---- RECORD LIST

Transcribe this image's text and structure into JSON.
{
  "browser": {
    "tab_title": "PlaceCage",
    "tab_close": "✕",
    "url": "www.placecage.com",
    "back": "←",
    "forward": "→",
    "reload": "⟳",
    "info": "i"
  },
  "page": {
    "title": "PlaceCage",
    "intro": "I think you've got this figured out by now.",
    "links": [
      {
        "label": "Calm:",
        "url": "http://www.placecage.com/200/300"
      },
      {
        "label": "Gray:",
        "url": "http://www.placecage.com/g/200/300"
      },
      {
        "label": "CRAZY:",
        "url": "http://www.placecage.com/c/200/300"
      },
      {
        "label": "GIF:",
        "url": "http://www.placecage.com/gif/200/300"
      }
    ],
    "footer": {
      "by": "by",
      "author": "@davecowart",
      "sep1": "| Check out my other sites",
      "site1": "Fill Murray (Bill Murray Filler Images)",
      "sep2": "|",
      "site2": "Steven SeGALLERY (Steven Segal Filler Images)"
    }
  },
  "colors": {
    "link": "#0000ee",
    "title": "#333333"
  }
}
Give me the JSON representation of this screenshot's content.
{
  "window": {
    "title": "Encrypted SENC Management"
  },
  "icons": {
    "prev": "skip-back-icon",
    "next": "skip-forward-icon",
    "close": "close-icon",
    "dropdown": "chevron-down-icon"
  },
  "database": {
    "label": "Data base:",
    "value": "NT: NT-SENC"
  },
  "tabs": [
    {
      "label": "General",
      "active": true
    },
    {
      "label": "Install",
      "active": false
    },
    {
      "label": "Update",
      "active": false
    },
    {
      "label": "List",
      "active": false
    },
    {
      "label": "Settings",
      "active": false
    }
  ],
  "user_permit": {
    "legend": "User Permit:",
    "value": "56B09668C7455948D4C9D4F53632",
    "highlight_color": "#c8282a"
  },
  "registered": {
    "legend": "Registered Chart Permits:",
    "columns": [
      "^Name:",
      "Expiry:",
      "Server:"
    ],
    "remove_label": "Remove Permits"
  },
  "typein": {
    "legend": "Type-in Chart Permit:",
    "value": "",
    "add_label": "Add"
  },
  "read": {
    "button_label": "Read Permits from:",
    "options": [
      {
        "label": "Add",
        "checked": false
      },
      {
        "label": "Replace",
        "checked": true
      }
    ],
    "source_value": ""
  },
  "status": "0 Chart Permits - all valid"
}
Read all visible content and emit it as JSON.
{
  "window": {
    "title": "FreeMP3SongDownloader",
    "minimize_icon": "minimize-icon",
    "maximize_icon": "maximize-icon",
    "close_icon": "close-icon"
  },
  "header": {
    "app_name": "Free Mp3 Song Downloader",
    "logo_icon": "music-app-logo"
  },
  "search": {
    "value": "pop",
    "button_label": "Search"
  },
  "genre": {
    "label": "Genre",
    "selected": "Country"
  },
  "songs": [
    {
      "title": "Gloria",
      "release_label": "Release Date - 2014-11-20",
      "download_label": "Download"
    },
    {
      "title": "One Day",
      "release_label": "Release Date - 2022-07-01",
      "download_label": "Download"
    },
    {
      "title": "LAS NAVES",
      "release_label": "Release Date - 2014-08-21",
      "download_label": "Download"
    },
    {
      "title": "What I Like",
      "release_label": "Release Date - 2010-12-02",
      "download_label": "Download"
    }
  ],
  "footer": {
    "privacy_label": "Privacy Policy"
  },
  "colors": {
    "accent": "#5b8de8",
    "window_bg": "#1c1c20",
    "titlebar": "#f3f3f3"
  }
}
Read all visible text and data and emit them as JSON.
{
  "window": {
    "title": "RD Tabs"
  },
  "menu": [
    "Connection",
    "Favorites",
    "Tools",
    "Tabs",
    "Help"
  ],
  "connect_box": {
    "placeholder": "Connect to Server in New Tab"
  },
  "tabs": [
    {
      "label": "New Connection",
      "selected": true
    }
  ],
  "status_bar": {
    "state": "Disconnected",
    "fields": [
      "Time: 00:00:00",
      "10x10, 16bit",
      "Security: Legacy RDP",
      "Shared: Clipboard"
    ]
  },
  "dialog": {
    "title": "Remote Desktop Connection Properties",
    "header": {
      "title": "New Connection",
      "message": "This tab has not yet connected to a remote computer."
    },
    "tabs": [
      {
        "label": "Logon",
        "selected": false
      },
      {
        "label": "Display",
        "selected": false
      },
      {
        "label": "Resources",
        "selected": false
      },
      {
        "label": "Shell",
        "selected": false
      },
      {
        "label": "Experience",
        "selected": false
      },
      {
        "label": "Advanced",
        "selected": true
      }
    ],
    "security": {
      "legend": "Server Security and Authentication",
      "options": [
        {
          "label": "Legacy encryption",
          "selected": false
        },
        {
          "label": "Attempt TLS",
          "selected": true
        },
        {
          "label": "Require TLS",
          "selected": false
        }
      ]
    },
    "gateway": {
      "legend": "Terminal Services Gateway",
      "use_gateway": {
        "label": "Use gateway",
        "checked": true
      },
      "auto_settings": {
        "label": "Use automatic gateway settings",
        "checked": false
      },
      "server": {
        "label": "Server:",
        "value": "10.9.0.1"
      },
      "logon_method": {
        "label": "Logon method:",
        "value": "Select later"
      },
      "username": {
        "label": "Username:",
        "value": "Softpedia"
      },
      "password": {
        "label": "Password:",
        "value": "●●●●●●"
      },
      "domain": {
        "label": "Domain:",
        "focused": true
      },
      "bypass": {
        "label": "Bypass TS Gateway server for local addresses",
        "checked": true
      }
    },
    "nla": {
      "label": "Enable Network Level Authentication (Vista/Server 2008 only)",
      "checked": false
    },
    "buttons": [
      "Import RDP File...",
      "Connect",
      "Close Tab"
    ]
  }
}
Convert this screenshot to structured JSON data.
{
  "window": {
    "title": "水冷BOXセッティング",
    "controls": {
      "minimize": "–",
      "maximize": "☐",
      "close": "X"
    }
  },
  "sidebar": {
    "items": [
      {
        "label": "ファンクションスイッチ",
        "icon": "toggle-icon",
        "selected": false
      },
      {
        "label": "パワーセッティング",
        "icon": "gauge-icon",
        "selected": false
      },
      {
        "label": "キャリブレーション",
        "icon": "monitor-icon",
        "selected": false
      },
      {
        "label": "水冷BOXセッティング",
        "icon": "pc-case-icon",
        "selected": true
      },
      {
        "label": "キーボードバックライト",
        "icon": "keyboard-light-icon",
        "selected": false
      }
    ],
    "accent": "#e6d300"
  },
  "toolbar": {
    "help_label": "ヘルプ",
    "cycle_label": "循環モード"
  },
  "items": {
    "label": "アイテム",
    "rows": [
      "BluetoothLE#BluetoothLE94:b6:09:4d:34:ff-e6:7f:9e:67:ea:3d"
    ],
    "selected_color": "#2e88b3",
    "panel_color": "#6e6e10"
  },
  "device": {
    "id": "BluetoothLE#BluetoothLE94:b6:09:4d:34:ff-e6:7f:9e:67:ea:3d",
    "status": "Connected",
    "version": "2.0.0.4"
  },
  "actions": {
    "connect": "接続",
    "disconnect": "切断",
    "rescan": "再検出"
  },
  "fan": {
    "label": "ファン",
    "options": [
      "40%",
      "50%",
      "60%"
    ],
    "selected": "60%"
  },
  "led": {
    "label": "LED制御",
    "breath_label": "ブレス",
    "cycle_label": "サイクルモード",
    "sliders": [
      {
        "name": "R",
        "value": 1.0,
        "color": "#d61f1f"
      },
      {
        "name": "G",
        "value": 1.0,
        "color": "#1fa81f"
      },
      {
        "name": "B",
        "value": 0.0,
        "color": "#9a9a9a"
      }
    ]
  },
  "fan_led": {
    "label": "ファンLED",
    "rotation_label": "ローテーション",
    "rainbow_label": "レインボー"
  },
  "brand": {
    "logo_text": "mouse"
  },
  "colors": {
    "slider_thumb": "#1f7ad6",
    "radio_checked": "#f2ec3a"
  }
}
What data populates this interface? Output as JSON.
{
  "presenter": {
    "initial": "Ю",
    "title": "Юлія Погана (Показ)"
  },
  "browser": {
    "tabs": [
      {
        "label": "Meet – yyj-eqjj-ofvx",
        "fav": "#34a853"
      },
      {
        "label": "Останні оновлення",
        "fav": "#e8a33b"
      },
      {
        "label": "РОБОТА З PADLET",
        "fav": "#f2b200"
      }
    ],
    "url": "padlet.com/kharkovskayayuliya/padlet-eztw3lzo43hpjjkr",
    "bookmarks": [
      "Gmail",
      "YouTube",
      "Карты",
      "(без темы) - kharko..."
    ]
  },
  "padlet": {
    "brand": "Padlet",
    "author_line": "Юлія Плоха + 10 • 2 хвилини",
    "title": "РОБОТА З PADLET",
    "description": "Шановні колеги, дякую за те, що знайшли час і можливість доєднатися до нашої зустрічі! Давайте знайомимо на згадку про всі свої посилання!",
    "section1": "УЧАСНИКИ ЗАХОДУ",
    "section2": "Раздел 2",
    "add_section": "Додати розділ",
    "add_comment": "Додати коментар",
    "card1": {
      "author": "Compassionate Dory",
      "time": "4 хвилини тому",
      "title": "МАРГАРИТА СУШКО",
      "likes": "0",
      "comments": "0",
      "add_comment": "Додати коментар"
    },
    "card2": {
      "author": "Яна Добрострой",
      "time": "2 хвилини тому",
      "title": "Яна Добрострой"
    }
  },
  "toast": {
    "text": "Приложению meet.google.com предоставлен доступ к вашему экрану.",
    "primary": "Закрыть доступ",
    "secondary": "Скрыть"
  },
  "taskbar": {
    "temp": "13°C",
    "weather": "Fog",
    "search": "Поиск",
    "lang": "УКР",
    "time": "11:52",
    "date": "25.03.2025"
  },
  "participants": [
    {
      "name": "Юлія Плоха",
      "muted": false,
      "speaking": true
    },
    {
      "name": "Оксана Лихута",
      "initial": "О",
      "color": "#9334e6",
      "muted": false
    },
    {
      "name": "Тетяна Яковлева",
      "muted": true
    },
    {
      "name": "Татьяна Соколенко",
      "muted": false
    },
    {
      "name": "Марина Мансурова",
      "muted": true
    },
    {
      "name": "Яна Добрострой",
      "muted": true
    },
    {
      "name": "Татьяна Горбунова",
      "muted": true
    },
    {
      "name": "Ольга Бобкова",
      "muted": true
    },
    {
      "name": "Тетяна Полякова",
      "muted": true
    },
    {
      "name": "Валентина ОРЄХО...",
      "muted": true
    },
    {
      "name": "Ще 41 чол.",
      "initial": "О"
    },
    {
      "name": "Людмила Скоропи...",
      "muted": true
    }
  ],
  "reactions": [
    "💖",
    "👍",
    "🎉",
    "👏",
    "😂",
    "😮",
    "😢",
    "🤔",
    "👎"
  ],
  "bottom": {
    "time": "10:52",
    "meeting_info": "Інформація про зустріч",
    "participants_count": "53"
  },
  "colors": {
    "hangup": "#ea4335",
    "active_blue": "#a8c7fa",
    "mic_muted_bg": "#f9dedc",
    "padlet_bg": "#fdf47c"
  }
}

--------

REQUIRED WORK: Identify each line in the entries with the word "What" and copy it.

TASK RESULT:
      "title": "What I Like",
What data populates this interface? Output as JSON.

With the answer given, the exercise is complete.